• Stated exercise:
Every line that holds "основе" should be shown.
>> BEGIN Material for this task
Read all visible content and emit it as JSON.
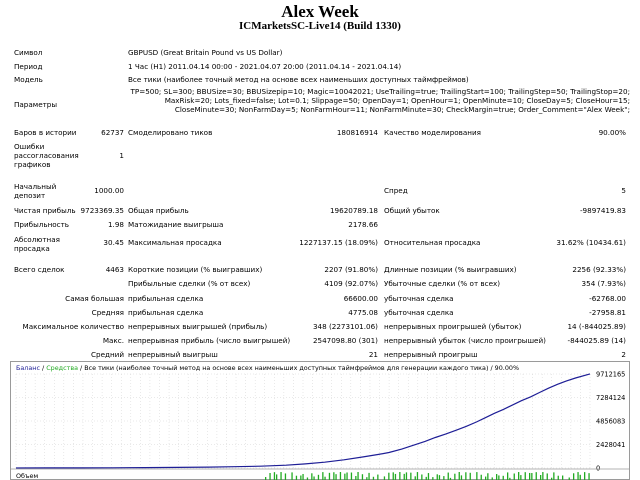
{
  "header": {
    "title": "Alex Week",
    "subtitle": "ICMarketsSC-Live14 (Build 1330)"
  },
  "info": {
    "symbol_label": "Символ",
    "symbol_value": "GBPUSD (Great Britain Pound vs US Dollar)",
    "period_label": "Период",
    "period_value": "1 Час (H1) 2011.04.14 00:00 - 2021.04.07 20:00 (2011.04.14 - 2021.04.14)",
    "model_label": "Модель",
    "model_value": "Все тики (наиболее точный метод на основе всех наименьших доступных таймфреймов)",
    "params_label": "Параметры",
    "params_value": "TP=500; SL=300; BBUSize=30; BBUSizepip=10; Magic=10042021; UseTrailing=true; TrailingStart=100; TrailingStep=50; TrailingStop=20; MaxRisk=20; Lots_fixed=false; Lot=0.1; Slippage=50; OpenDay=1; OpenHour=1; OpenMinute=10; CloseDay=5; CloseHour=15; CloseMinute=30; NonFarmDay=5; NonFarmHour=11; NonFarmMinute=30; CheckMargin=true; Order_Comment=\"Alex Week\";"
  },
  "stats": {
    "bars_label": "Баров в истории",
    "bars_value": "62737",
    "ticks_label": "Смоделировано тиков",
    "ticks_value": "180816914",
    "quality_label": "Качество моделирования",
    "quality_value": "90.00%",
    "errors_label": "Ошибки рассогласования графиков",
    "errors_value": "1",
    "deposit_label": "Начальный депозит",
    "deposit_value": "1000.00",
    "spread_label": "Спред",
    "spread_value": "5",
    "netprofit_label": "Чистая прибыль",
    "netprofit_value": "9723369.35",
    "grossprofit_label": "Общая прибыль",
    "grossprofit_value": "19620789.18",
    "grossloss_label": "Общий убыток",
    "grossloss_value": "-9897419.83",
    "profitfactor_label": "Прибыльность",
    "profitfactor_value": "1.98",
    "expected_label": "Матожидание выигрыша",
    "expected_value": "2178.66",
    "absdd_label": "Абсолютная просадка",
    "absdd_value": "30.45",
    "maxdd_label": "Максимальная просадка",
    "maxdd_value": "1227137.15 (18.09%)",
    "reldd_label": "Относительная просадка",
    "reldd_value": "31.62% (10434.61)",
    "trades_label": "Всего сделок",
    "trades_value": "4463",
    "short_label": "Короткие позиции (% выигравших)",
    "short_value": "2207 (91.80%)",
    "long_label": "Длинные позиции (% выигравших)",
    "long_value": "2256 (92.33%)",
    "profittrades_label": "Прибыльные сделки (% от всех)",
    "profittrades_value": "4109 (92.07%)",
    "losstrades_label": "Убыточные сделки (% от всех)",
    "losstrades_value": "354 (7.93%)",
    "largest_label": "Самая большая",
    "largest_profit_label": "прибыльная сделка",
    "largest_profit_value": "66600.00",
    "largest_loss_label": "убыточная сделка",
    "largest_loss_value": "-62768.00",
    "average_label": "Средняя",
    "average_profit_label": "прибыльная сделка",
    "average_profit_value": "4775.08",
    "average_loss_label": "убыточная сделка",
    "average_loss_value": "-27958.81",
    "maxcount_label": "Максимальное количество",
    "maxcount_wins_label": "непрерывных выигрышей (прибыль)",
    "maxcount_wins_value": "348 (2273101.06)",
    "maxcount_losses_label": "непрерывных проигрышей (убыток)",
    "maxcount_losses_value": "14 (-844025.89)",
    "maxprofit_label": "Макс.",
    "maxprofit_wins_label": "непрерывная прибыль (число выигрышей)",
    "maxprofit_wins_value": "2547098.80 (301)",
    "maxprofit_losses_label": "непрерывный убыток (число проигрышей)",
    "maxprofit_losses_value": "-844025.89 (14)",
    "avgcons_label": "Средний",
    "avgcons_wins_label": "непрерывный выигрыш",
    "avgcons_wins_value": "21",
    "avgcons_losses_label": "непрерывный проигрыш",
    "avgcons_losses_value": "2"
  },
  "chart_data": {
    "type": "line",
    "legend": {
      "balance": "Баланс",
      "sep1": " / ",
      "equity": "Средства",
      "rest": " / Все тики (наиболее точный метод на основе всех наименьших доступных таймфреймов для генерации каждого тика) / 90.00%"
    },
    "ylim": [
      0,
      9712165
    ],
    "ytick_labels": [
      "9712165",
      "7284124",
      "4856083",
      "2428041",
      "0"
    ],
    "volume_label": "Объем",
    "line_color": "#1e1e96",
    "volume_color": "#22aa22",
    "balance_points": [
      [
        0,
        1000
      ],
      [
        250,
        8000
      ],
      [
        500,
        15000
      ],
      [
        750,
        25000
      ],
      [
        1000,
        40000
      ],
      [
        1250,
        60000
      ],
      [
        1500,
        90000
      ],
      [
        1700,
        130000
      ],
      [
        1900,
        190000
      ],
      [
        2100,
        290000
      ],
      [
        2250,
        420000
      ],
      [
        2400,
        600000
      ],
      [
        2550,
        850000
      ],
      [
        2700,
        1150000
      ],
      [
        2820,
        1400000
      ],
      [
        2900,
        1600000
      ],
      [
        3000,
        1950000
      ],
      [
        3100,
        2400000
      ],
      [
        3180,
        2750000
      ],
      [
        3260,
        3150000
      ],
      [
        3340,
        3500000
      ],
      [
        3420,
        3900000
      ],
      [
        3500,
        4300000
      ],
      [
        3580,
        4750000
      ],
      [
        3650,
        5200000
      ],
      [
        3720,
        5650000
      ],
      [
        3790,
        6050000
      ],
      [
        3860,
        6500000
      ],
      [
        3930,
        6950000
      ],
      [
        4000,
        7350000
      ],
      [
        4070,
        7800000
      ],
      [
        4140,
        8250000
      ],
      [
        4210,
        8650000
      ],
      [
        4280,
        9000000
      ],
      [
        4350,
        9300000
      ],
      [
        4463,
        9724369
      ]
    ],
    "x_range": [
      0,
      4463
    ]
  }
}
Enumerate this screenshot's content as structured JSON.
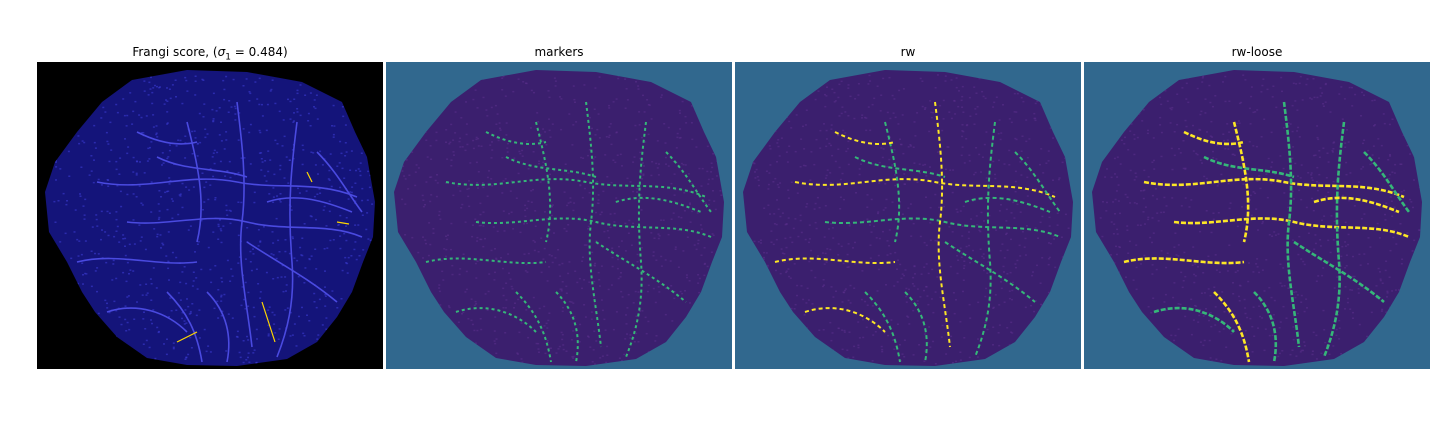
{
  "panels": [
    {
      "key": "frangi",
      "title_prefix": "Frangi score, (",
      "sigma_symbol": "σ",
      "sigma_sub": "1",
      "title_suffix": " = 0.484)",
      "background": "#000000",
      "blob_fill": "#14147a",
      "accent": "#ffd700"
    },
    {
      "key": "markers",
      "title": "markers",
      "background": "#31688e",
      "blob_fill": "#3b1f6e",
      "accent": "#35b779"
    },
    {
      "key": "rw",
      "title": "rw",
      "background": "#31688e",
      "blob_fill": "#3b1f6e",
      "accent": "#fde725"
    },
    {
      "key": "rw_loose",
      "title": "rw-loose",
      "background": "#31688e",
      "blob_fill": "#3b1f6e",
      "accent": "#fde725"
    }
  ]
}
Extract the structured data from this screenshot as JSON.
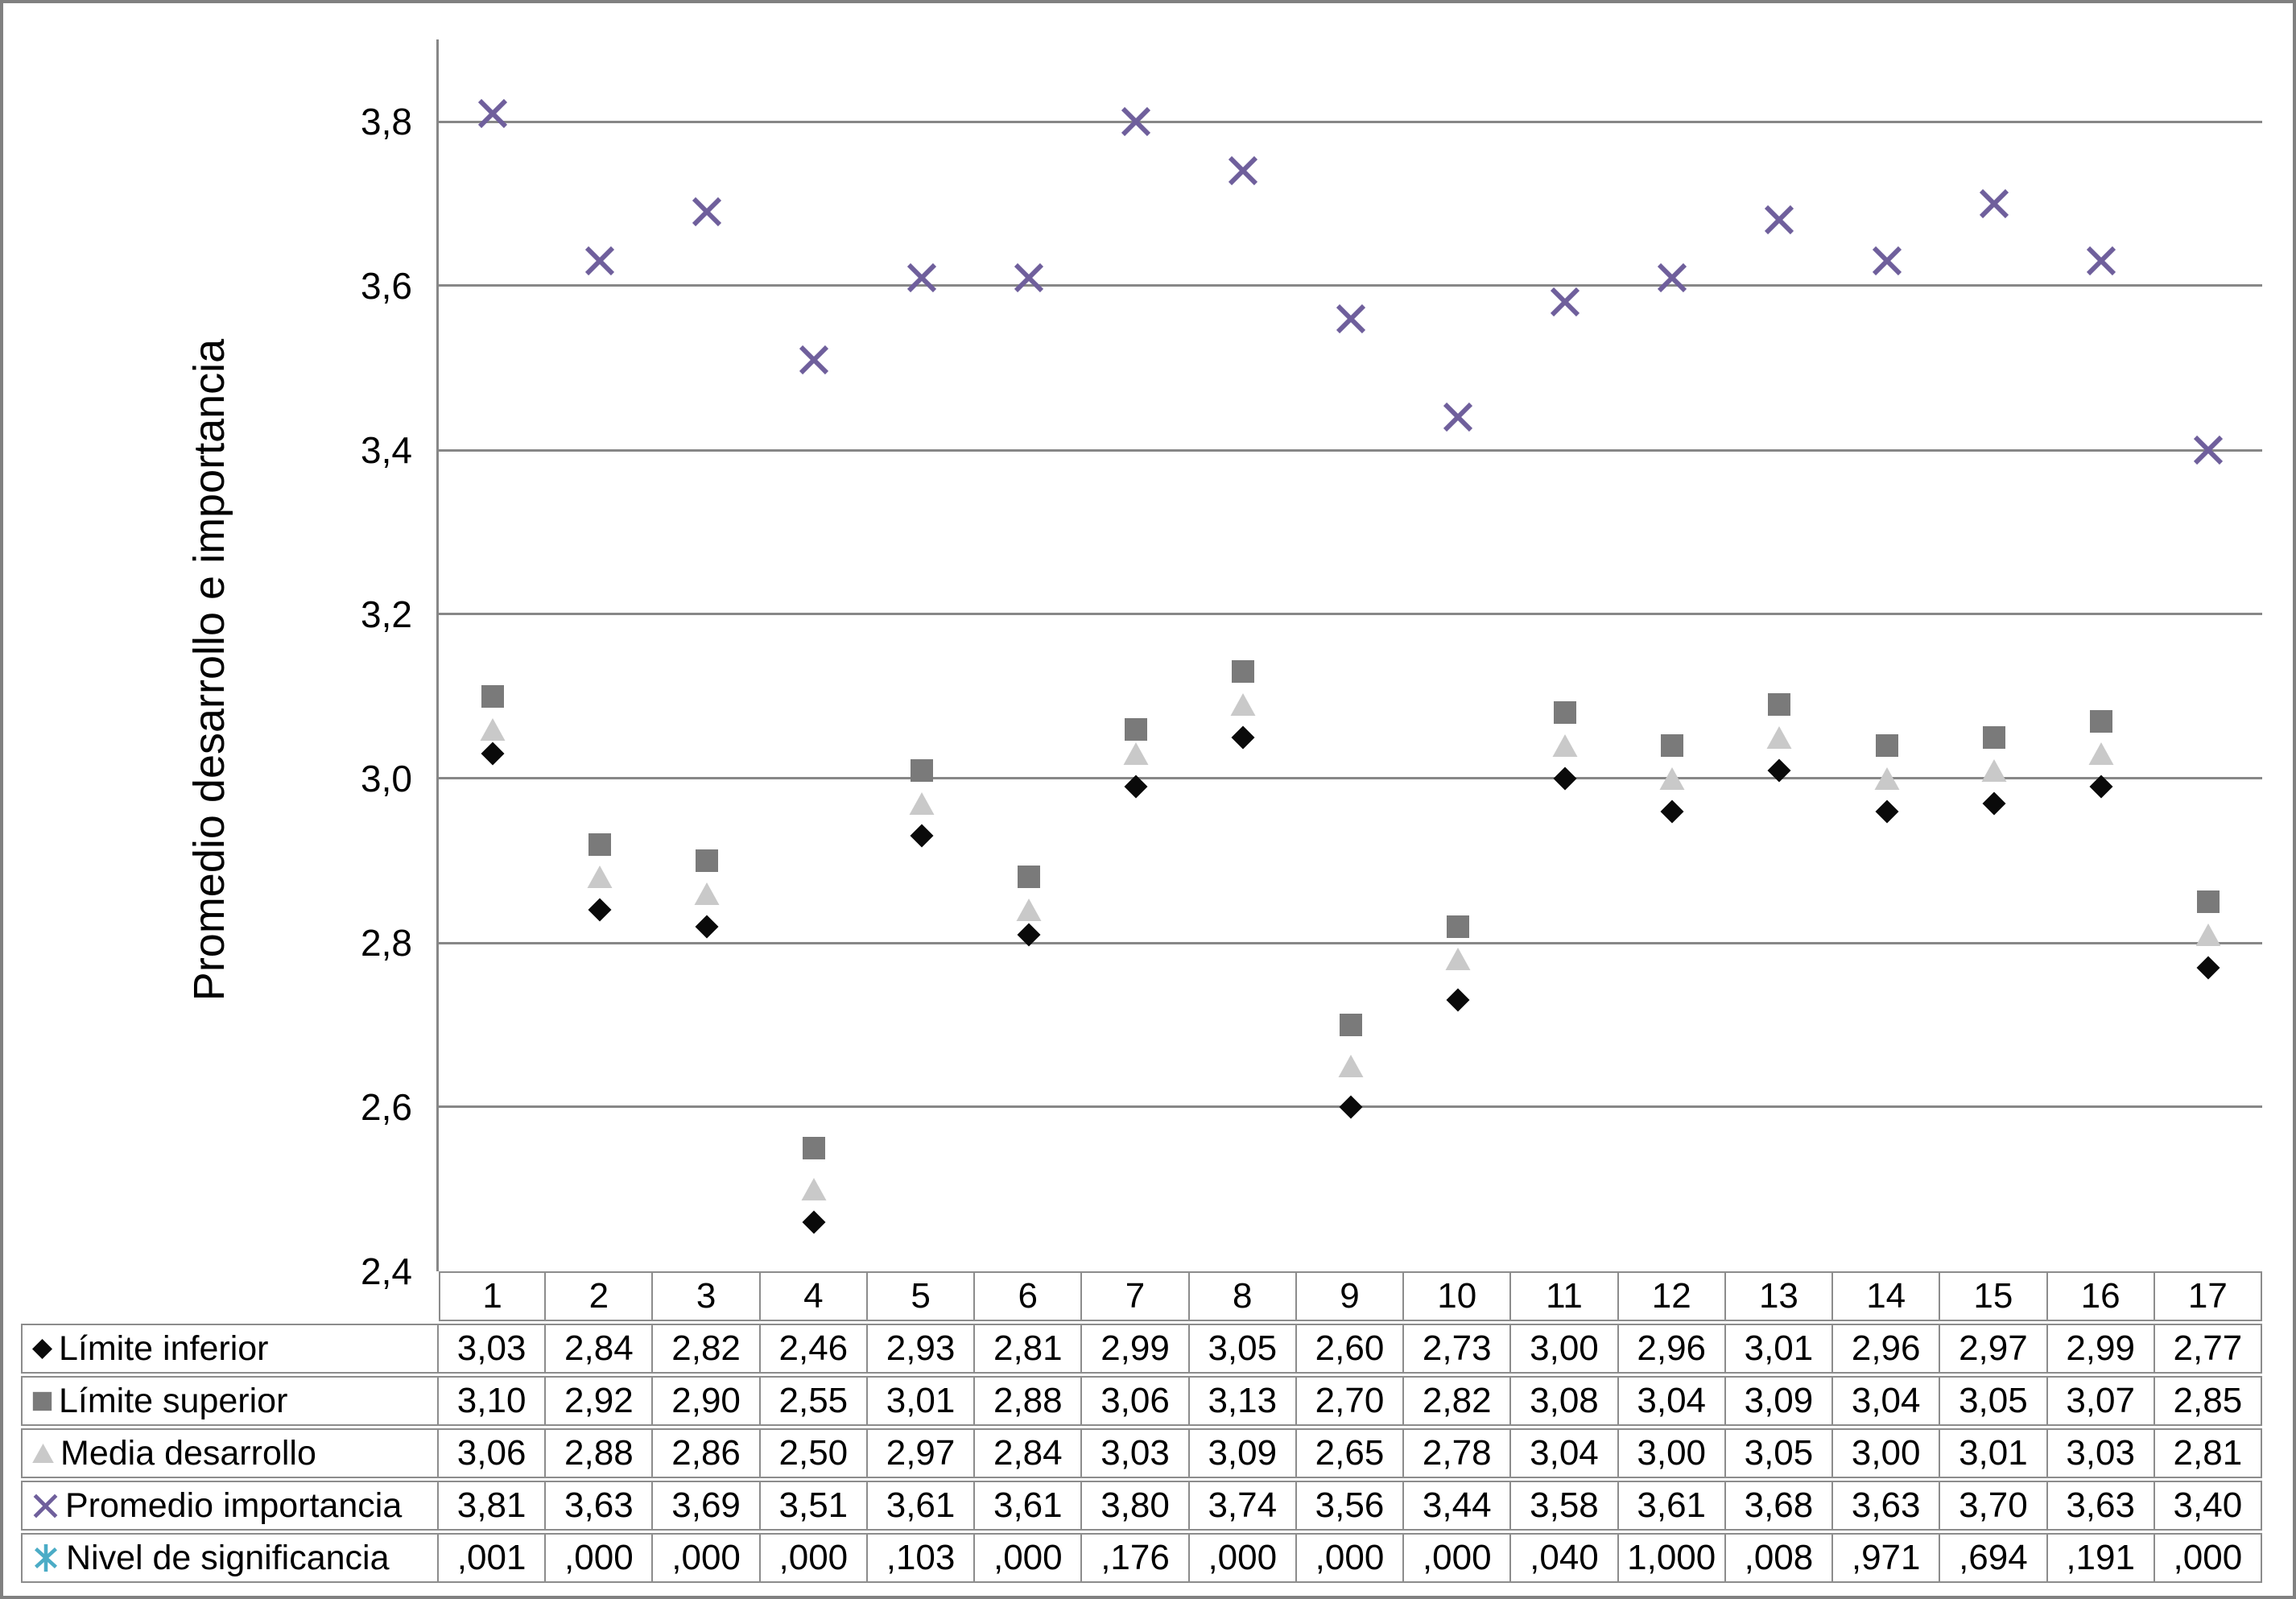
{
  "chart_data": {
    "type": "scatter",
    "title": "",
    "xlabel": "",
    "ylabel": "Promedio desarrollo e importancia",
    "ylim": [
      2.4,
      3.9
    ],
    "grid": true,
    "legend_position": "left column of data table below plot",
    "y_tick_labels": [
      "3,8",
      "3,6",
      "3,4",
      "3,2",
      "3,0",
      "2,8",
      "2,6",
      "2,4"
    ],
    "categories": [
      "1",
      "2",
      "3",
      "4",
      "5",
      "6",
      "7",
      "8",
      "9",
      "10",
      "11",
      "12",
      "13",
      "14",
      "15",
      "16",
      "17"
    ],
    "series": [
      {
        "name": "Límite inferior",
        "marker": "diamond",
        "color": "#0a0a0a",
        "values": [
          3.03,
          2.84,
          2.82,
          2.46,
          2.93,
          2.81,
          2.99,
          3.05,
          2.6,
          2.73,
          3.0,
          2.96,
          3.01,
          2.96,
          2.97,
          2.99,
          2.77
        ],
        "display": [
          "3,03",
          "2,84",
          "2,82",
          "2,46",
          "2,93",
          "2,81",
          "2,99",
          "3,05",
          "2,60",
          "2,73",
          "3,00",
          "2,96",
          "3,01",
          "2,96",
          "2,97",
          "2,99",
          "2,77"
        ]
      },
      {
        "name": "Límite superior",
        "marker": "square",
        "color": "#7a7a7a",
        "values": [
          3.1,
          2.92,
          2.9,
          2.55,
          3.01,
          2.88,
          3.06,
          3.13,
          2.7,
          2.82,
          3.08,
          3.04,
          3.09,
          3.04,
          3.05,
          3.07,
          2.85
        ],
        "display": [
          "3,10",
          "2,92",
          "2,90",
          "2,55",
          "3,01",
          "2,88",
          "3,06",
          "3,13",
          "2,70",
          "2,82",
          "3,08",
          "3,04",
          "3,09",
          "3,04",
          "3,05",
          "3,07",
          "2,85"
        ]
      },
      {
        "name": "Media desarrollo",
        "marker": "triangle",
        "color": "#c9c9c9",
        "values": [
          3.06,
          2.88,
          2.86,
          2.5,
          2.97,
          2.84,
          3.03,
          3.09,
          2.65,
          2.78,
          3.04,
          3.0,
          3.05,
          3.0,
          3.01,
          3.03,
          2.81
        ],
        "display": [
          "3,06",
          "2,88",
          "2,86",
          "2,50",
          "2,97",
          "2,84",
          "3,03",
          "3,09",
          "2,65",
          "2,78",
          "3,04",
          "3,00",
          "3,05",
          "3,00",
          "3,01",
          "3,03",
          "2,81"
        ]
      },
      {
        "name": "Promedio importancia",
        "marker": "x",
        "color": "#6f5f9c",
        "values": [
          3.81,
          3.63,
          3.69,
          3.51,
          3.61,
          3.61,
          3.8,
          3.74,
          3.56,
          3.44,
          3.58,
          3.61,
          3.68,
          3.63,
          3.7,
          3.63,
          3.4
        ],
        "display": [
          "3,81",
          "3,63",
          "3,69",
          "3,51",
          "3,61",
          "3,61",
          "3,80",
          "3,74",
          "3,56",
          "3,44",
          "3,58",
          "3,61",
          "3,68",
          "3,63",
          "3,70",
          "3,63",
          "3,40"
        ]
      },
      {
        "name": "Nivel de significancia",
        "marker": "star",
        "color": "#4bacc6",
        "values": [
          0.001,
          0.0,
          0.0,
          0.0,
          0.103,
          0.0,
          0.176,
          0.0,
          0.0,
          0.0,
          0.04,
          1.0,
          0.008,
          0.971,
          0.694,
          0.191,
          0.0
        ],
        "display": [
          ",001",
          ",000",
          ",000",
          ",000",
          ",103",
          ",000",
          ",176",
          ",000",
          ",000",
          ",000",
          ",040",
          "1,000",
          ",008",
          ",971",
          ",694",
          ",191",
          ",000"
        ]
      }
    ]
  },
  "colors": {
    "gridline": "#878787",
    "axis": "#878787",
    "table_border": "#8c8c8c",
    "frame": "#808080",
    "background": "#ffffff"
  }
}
>> END Material for this task
• Response to this task:
    "model_value": "Все тики (наиболее точный метод на основе всех наименьших доступных таймфреймов)",
      "rest": " / Все тики (наиболее точный метод на основе всех наименьших доступных таймфреймов для генерации каждого тика) / 90.00%"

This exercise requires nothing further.